→ Exercise aim
Exactly as written, please set down all of the entries again, with no pictures.
________
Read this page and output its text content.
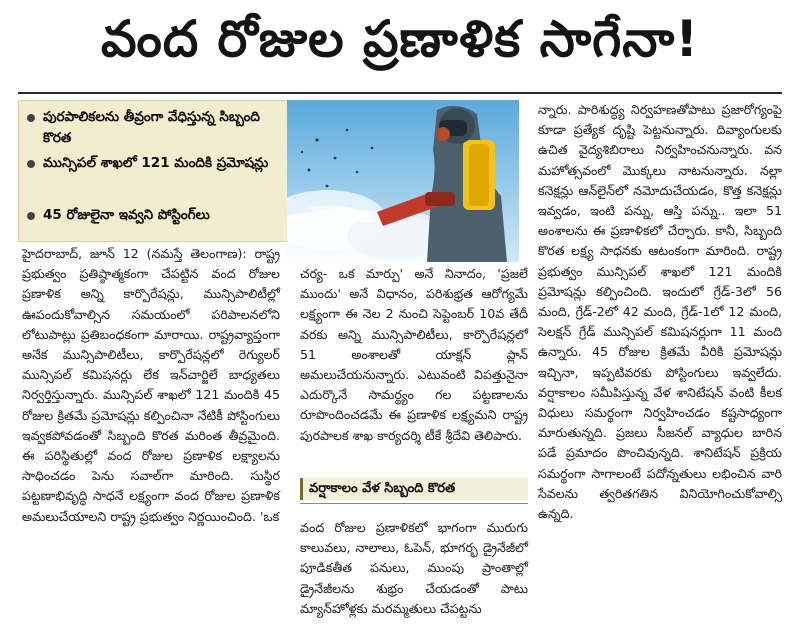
వంద రోజుల ప్రణాళిక సాగేనా!
పురపాలికలను తీవ్రంగా వేధిస్తున్న సిబ్బంది కొరత
మున్సిపల్ శాఖలో 121 మందికి ప్రమోషన్లు
45 రోజులైనా ఇవ్వని పోస్టింగ్‌లు
హైదరాబాద్, జూన్ 12 (నమస్తే తెలంగాణ): రాష్ట్ర ప్రభుత్వం ప్రతిష్ఠాత్మకంగా చేపట్టిన వంద రోజుల ప్రణాళిక అన్ని కార్పొరేషన్లు, మున్సిపాలిటీల్లో ఊపందుకోవాల్సిన సమయంలో పరిపాలనలోని లోటుపాట్లు ప్రతిబంధకంగా మారాయి. రాష్ట్రవ్యాప్తంగా అనేక మున్సిపాలిటీలు, కార్పొరేషన్లలో రెగ్యులర్ మున్సిపల్ కమిషనర్లు లేక ఇన్‌చార్జిలే బాధ్యతలు నిర్వర్తిస్తున్నారు. మున్సిపల్ శాఖలో 121 మందికి 45 రోజుల క్రితమే ప్రమోషన్లు కల్పించినా నేటికీ పోస్టింగులు ఇవ్వకపోవడంతో సిబ్బంది కొరత మరింత తీవ్రమైంది. ఈ పరిస్థితుల్లో వంద రోజుల ప్రణాళిక లక్ష్యాలను సాధించడం పెను సవాల్‌గా మారింది. సుస్థిర పట్టణాభివృద్ధి సాధనే లక్ష్యంగా వంద రోజుల ప్రణాళిక అమలుచేయాలని రాష్ట్ర ప్రభుత్వం నిర్ణయించింది. 'ఒక
చర్య- ఒక మార్పు' అనే నినాదం, 'ప్రజలే ముందు' అనే విధానం, పరిశుభ్రత ఆరోగ్యమే లక్ష్యంగా ఈ నెల 2 నుంచి సెప్టెంబర్ 10వ తేదీ వరకు అన్ని మున్సిపాలిటీలు, కార్పొరేషన్లలో 51 అంశాలతో యాక్షన్ ప్లాన్ అమలుచేయనున్నారు. ఎటువంటి విపత్తునైనా ఎదుర్కొనే సామర్థ్యం గల పట్టణాలను రూపొందించడమే ఈ ప్రణాళిక లక్ష్యమని రాష్ట్ర పురపాలక శాఖ కార్యదర్శి టీకే శ్రీదేవి తెలిపారు.
వర్షాకాలం వేళ సిబ్బంది కొరత
వంద రోజుల ప్రణాళికలో భాగంగా మురుగు కాలువలు, నాలాలు, ఓపెన్, భూగర్భ డ్రైనేజీలో పూడికతీత పనులు, ముంపు ప్రాంతాల్లో డ్రైనేజీలను శుభ్రం చేయడంతో పాటు మ్యాన్‌హోళ్లకు మరమ్మతులు చేపట్టను
న్నారు. పారిశుద్ధ్య నిర్వహణతోపాటు ప్రజారోగ్యంపై కూడా ప్రత్యేక దృష్టి పెట్టనున్నారు. దివ్యాంగులకు ఉచిత వైద్యశిబిరాలు నిర్వహించనున్నారు. వన మహోత్సవంలో మొక్కలు నాటనున్నారు. నల్లా కనెక్షన్లు ఆన్‌లైన్‌లో నమోదుచేయడం, కొత్త కనెక్షన్లు ఇవ్వడం, ఇంటి పన్ను, ఆస్తి పన్ను.. ఇలా 51 అంశాలను ఈ ప్రణాళికలో చేర్చారు. కానీ, సిబ్బంది కొరత లక్ష్య సాధనకు ఆటంకంగా మారింది. రాష్ట్ర ప్రభుత్వం మున్సిపల్ శాఖలో 121 మందికి ప్రమోషన్లు కల్పించింది. ఇందులో గ్రేడ్-3లో 56 మంది, గ్రేడ్-2లో 42 మంది, గ్రేడ్-1లో 12 మంది, సెలక్షన్ గ్రేడ్ మున్సిపల్ కమిషనర్లుగా 11 మంది ఉన్నారు. 45 రోజుల క్రితమే వీరికి ప్రమోషన్లు ఇచ్చినా, ఇప్పటివరకు పోస్టింగులు ఇవ్వలేదు. వర్షాకాలం సమీపిస్తున్న వేళ శానిటేషన్ వంటి కీలక విధులు సమర్థంగా నిర్వహించడం కష్టసాధ్యంగా మారుతున్నది. ప్రజలు సీజనల్ వ్యాధుల బారిన పడే ప్రమాదం పొంచివున్నది. శానిటేషన్ ప్రక్రియ సమర్థంగా సాగాలంటే పదోన్నతులు లభించిన వారి సేవలను త్వరితగతిన వినియోగించుకోవాల్సి ఉన్నది.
________
→ Answer to this exercise
Read this page and output its text content.
వంద రోజుల ప్రణాళిక సాగేనా!
పురపాలికలను తీవ్రంగా వేధిస్తున్న సిబ్బంది కొరత
మున్సిపల్ శాఖలో 121 మందికి ప్రమోషన్లు
45 రోజులైనా ఇవ్వని పోస్టింగ్‌లు
హైదరాబాద్, జూన్ 12 (నమస్తే తెలంగాణ): రాష్ట్ర ప్రభుత్వం ప్రతిష్ఠాత్మకంగా చేపట్టిన వంద రోజుల ప్రణాళిక అన్ని కార్పొరేషన్లు, మున్సిపాలిటీల్లో ఊపందుకోవాల్సిన సమయంలో పరిపాలనలోని లోటుపాట్లు ప్రతిబంధకంగా మారాయి. రాష్ట్రవ్యాప్తంగా అనేక మున్సిపాలిటీలు, కార్పొరేషన్లలో రెగ్యులర్ మున్సిపల్ కమిషనర్లు లేక ఇన్‌చార్జిలే బాధ్యతలు నిర్వర్తిస్తున్నారు. మున్సిపల్ శాఖలో 121 మందికి 45 రోజుల క్రితమే ప్రమోషన్లు కల్పించినా నేటికీ పోస్టింగులు ఇవ్వకపోవడంతో సిబ్బంది కొరత మరింత తీవ్రమైంది. ఈ పరిస్థితుల్లో వంద రోజుల ప్రణాళిక లక్ష్యాలను సాధించడం పెను సవాల్‌గా మారింది. సుస్థిర పట్టణాభివృద్ధి సాధనే లక్ష్యంగా వంద రోజుల ప్రణాళిక అమలుచేయాలని రాష్ట్ర ప్రభుత్వం నిర్ణయించింది. 'ఒక
చర్య- ఒక మార్పు' అనే నినాదం, 'ప్రజలే ముందు' అనే విధానం, పరిశుభ్రత ఆరోగ్యమే లక్ష్యంగా ఈ నెల 2 నుంచి సెప్టెంబర్ 10వ తేదీ వరకు అన్ని మున్సిపాలిటీలు, కార్పొరేషన్లలో 51 అంశాలతో యాక్షన్ ప్లాన్ అమలుచేయనున్నారు. ఎటువంటి విపత్తునైనా ఎదుర్కొనే సామర్థ్యం గల పట్టణాలను రూపొందించడమే ఈ ప్రణాళిక లక్ష్యమని రాష్ట్ర పురపాలక శాఖ కార్యదర్శి టీకే శ్రీదేవి తెలిపారు.
వర్షాకాలం వేళ సిబ్బంది కొరత
వంద రోజుల ప్రణాళికలో భాగంగా మురుగు కాలువలు, నాలాలు, ఓపెన్, భూగర్భ డ్రైనేజీలో పూడికతీత పనులు, ముంపు ప్రాంతాల్లో డ్రైనేజీలను శుభ్రం చేయడంతో పాటు మ్యాన్‌హోళ్లకు మరమ్మతులు చేపట్టను
న్నారు. పారిశుద్ధ్య నిర్వహణతోపాటు ప్రజారోగ్యంపై కూడా ప్రత్యేక దృష్టి పెట్టనున్నారు. దివ్యాంగులకు ఉచిత వైద్యశిబిరాలు నిర్వహించనున్నారు. వన మహోత్సవంలో మొక్కలు నాటనున్నారు. నల్లా కనెక్షన్లు ఆన్‌లైన్‌లో నమోదుచేయడం, కొత్త కనెక్షన్లు ఇవ్వడం, ఇంటి పన్ను, ఆస్తి పన్ను.. ఇలా 51 అంశాలను ఈ ప్రణాళికలో చేర్చారు. కానీ, సిబ్బంది కొరత లక్ష్య సాధనకు ఆటంకంగా మారింది. రాష్ట్ర ప్రభుత్వం మున్సిపల్ శాఖలో 121 మందికి ప్రమోషన్లు కల్పించింది. ఇందులో గ్రేడ్-3లో 56 మంది, గ్రేడ్-2లో 42 మంది, గ్రేడ్-1లో 12 మంది, సెలక్షన్ గ్రేడ్ మున్సిపల్ కమిషనర్లుగా 11 మంది ఉన్నారు. 45 రోజుల క్రితమే వీరికి ప్రమోషన్లు ఇచ్చినా, ఇప్పటివరకు పోస్టింగులు ఇవ్వలేదు. వర్షాకాలం సమీపిస్తున్న వేళ శానిటేషన్ వంటి కీలక విధులు సమర్థంగా నిర్వహించడం కష్టసాధ్యంగా మారుతున్నది. ప్రజలు సీజనల్ వ్యాధుల బారిన పడే ప్రమాదం పొంచివున్నది. శానిటేషన్ ప్రక్రియ సమర్థంగా సాగాలంటే పదోన్నతులు లభించిన వారి సేవలను త్వరితగతిన వినియోగించుకోవాల్సి ఉన్నది.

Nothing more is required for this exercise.